GIVEN PROBLEM: Find the lines with the string "function" and return them.

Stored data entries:
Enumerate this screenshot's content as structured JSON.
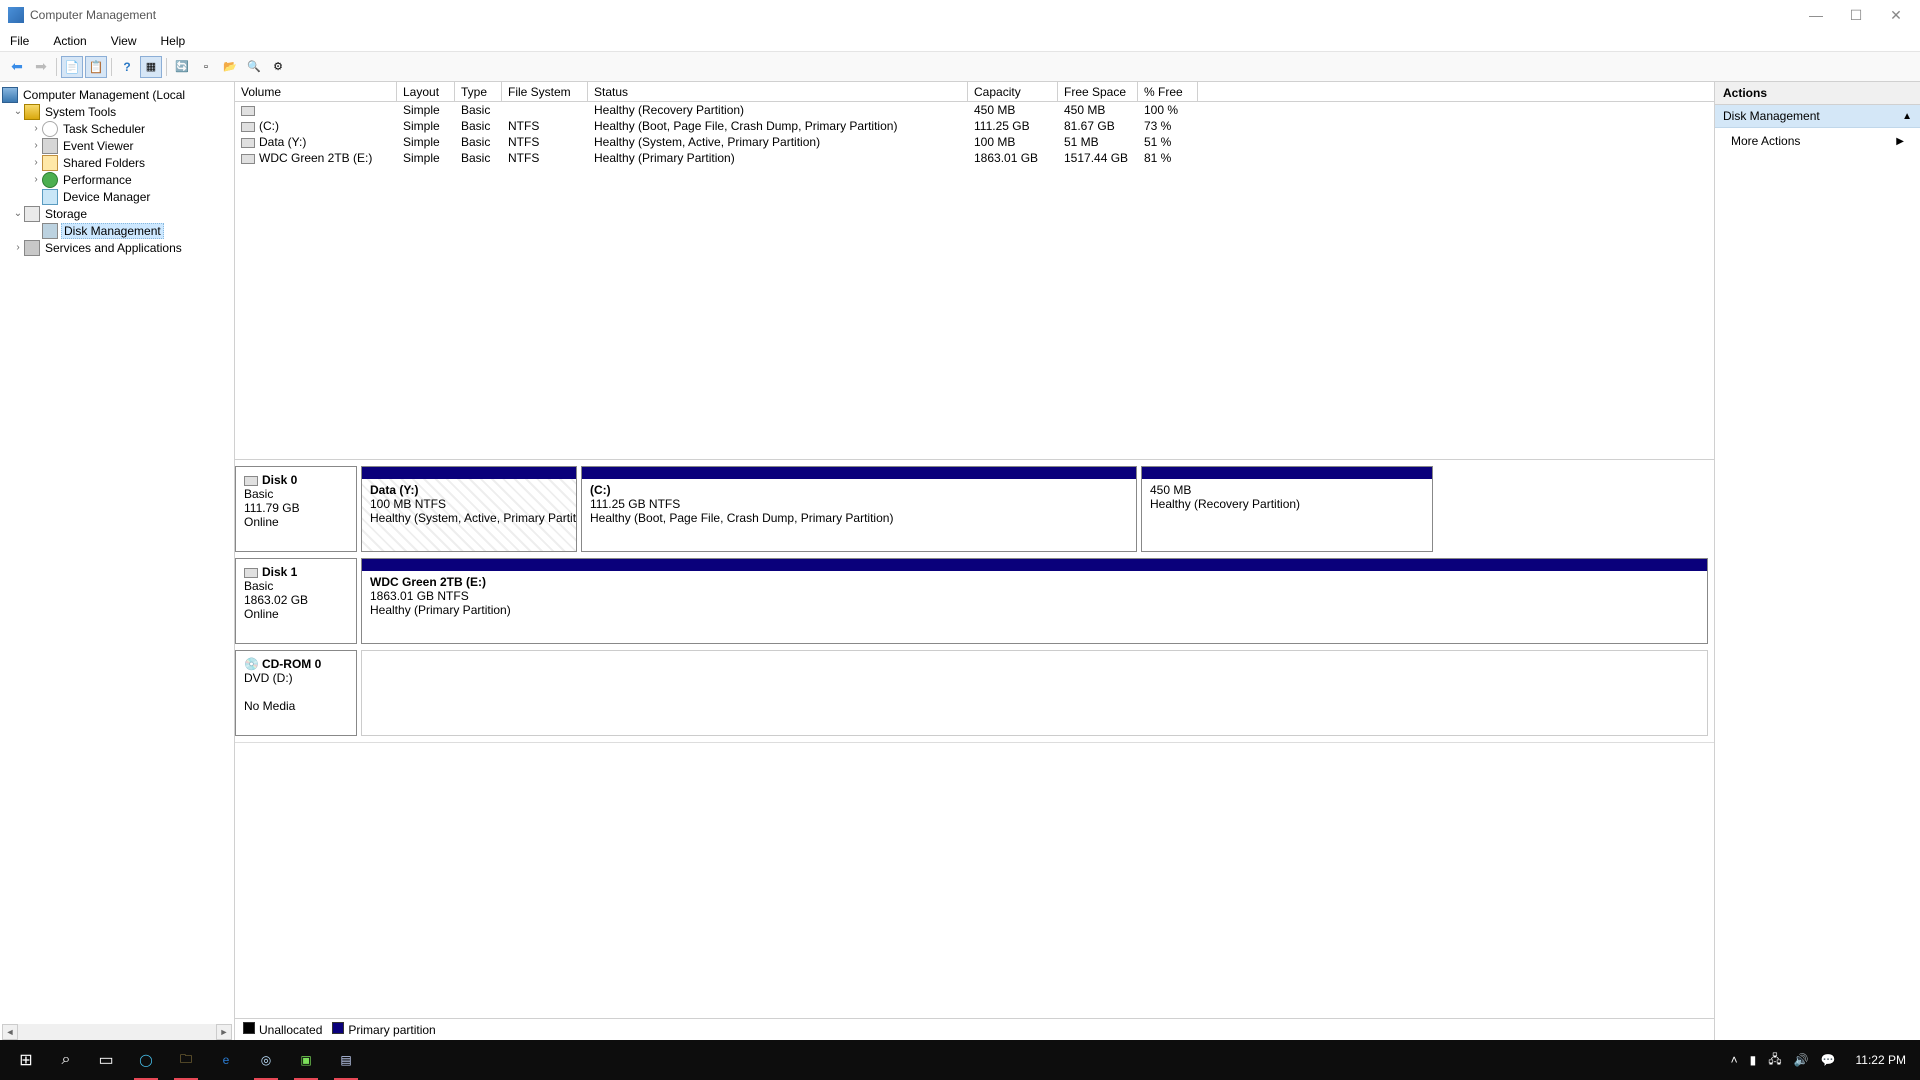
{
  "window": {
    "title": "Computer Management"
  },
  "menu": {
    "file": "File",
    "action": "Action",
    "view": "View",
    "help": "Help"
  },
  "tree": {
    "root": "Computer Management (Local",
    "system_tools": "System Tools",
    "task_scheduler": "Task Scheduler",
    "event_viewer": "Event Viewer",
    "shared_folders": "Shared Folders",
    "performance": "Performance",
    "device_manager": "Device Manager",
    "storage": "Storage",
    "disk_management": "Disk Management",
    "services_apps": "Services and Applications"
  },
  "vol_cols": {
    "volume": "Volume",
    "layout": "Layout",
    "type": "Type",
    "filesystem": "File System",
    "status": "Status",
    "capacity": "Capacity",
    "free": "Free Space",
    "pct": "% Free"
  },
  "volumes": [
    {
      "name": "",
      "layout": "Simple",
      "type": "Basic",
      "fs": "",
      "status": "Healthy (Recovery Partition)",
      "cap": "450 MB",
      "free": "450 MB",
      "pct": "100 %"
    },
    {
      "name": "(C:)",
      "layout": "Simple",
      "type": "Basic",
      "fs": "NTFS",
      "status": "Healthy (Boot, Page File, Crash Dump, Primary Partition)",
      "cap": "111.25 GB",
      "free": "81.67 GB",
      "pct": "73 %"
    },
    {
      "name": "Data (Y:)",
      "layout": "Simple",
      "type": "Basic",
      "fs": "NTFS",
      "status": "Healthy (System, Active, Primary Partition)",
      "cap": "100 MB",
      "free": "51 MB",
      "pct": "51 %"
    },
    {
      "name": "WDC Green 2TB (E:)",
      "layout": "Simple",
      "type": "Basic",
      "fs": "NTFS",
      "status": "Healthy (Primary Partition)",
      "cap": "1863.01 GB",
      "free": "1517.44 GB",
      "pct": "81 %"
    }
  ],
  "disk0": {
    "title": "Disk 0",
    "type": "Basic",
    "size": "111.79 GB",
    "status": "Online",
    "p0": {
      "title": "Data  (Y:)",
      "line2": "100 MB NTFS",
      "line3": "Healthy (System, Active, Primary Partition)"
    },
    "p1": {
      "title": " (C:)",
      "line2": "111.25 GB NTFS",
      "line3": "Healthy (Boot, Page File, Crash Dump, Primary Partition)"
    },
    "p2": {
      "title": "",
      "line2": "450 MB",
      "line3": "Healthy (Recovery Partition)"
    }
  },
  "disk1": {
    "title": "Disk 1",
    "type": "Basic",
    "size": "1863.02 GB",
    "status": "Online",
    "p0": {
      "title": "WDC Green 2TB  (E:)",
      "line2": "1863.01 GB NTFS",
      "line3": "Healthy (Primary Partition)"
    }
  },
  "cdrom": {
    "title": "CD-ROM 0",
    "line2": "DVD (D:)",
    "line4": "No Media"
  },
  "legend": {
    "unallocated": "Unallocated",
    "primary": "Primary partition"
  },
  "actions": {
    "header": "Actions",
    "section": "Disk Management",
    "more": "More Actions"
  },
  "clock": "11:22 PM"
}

==

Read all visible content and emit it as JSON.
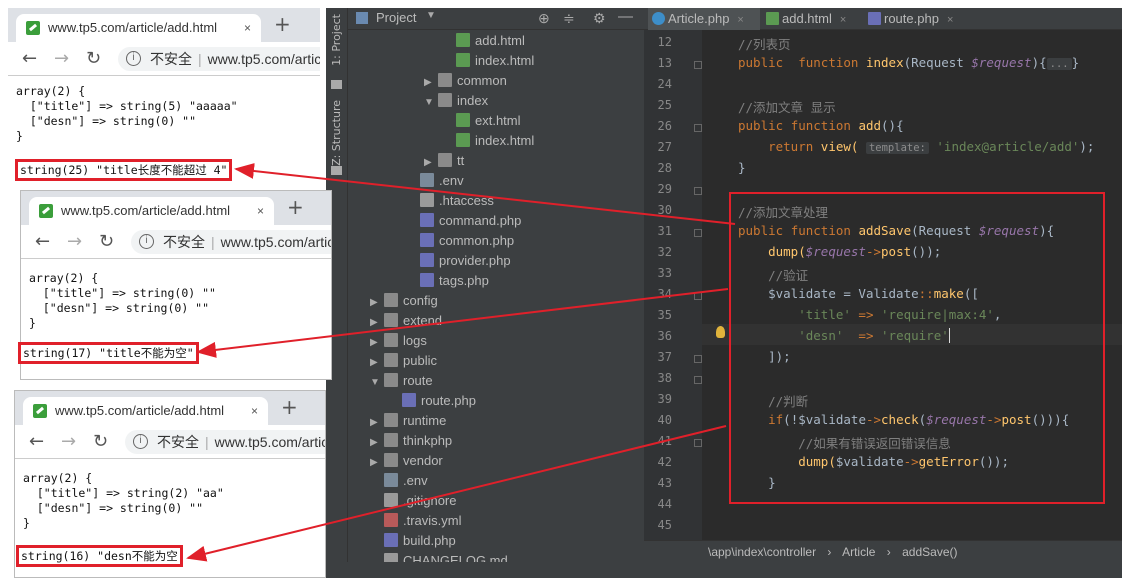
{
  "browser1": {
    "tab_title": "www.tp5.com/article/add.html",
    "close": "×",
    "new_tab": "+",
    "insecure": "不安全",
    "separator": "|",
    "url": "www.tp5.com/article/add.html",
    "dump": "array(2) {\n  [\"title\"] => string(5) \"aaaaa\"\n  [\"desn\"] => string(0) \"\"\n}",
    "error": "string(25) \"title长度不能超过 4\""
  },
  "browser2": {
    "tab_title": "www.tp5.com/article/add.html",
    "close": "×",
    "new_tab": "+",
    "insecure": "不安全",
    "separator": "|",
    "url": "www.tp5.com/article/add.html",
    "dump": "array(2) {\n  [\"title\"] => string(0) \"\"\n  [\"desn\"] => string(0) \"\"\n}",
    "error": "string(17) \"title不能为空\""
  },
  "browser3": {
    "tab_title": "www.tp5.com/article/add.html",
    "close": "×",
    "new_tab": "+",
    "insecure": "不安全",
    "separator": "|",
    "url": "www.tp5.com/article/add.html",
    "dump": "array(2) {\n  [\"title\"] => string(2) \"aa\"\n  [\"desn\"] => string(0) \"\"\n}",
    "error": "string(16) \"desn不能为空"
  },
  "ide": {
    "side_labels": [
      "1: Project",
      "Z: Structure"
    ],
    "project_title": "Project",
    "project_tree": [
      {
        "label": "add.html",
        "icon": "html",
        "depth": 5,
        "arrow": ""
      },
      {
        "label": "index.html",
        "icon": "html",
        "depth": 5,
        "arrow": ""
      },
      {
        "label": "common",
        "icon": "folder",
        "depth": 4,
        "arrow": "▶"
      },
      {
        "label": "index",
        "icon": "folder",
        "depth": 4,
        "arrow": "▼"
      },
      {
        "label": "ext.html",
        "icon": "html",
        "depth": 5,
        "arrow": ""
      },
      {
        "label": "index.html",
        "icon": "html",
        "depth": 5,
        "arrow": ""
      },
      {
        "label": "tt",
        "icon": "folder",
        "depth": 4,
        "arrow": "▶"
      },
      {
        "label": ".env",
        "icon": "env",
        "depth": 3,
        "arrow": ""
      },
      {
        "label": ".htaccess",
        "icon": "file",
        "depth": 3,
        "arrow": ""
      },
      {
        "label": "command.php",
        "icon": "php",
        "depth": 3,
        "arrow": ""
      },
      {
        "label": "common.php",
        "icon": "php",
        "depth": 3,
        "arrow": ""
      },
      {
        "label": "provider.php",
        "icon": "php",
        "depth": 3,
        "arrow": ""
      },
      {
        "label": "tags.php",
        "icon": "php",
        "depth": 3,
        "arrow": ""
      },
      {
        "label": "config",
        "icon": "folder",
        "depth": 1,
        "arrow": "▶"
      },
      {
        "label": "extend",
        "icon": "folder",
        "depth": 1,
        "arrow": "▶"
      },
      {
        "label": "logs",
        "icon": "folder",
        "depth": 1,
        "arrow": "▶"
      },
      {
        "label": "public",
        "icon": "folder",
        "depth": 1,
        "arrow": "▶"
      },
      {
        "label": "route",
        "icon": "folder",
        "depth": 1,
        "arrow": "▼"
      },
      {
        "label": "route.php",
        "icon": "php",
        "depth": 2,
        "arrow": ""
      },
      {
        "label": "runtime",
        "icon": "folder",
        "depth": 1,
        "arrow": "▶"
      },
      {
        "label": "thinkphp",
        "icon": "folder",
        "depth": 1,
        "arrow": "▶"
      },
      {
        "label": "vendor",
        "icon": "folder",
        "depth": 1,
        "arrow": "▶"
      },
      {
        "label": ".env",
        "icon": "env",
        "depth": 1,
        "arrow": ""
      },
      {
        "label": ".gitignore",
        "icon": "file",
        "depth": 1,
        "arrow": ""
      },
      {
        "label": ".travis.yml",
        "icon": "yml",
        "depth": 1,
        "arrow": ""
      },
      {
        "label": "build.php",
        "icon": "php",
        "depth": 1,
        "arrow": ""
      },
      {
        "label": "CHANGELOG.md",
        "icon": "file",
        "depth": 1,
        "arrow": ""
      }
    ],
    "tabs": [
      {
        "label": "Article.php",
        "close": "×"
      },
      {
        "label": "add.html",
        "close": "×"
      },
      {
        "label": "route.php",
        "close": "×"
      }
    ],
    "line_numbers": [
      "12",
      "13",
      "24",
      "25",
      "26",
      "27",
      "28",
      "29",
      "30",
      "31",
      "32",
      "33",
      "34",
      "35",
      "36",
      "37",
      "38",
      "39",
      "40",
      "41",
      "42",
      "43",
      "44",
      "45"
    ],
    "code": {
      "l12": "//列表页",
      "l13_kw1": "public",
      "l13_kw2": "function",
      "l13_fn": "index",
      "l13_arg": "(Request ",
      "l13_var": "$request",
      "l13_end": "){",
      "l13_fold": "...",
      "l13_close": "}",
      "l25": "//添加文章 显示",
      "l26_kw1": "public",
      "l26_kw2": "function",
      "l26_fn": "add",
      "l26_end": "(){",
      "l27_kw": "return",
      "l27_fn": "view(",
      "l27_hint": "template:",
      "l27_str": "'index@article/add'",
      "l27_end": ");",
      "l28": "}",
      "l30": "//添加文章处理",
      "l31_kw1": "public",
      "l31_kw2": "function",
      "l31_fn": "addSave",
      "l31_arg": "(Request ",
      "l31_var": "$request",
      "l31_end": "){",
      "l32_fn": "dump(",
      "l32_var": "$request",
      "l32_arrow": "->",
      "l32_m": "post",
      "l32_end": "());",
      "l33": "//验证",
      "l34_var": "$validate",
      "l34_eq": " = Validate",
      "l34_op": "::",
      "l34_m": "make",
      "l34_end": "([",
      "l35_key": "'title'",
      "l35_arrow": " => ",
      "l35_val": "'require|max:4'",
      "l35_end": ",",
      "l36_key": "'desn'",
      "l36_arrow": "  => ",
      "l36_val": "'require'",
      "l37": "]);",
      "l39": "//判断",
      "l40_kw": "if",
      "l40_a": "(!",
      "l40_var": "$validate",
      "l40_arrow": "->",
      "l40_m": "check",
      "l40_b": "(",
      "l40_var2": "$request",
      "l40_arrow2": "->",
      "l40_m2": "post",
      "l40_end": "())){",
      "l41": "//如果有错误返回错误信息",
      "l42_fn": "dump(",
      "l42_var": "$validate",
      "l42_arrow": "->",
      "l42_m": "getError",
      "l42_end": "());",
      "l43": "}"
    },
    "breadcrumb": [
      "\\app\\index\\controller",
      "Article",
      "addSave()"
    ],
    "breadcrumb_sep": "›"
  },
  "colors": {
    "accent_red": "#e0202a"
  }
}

CORRECT ANSWER:
      "l13_kw2": "function",
      "l26_kw2": "function",
      "l31_kw2": "function",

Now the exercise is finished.